╭─ Data rows

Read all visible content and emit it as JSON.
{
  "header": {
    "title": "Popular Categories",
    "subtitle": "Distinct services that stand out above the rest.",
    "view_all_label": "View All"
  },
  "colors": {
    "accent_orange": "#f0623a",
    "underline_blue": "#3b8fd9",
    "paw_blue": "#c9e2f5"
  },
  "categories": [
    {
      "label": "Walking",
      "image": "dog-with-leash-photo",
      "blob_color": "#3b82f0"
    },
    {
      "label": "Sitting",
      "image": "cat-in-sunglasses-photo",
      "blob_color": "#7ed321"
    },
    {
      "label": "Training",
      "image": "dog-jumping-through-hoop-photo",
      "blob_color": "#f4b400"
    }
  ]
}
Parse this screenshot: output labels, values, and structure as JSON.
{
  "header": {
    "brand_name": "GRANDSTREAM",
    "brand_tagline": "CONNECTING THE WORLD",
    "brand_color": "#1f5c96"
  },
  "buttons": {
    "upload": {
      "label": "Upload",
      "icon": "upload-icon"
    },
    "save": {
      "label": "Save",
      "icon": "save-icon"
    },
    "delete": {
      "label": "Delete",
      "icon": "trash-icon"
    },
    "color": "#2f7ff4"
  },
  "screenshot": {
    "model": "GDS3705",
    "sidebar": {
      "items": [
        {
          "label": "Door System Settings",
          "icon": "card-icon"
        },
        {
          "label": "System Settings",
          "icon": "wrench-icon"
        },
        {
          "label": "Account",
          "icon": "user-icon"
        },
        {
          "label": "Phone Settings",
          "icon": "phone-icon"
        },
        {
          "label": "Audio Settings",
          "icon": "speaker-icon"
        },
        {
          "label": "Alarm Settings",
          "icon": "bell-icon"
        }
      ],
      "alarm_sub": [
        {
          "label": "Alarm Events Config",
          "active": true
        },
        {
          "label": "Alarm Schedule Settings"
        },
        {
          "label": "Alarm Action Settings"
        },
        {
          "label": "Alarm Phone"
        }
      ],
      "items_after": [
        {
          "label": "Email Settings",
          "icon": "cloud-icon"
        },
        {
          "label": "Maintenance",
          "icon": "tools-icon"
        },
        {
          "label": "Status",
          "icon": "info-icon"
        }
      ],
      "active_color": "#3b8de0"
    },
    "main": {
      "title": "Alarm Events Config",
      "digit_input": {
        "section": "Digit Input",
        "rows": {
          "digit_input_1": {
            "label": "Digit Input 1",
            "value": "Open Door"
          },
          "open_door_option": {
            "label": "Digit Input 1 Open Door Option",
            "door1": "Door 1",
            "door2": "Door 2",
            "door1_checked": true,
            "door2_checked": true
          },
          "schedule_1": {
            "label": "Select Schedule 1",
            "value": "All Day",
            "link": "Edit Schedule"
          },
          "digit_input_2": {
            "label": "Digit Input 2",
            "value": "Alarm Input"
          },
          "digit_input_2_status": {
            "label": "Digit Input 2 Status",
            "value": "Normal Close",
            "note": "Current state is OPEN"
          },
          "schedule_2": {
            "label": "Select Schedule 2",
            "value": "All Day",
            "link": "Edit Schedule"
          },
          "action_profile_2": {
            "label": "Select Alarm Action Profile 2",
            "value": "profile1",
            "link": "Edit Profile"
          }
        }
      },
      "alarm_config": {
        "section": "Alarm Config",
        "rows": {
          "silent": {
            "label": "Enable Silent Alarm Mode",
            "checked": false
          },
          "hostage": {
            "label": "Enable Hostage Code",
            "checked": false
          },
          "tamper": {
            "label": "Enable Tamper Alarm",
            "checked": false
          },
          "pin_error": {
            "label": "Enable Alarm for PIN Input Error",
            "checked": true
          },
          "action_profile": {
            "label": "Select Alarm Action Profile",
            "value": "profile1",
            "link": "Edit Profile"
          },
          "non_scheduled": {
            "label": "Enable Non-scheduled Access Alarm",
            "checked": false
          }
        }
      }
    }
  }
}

╰─

Problem statement:
All lines that include "true" are to be gathered and copied.

Exercise response:
          "active": true
            "door1_checked": true,
            "door2_checked": true
            "checked": true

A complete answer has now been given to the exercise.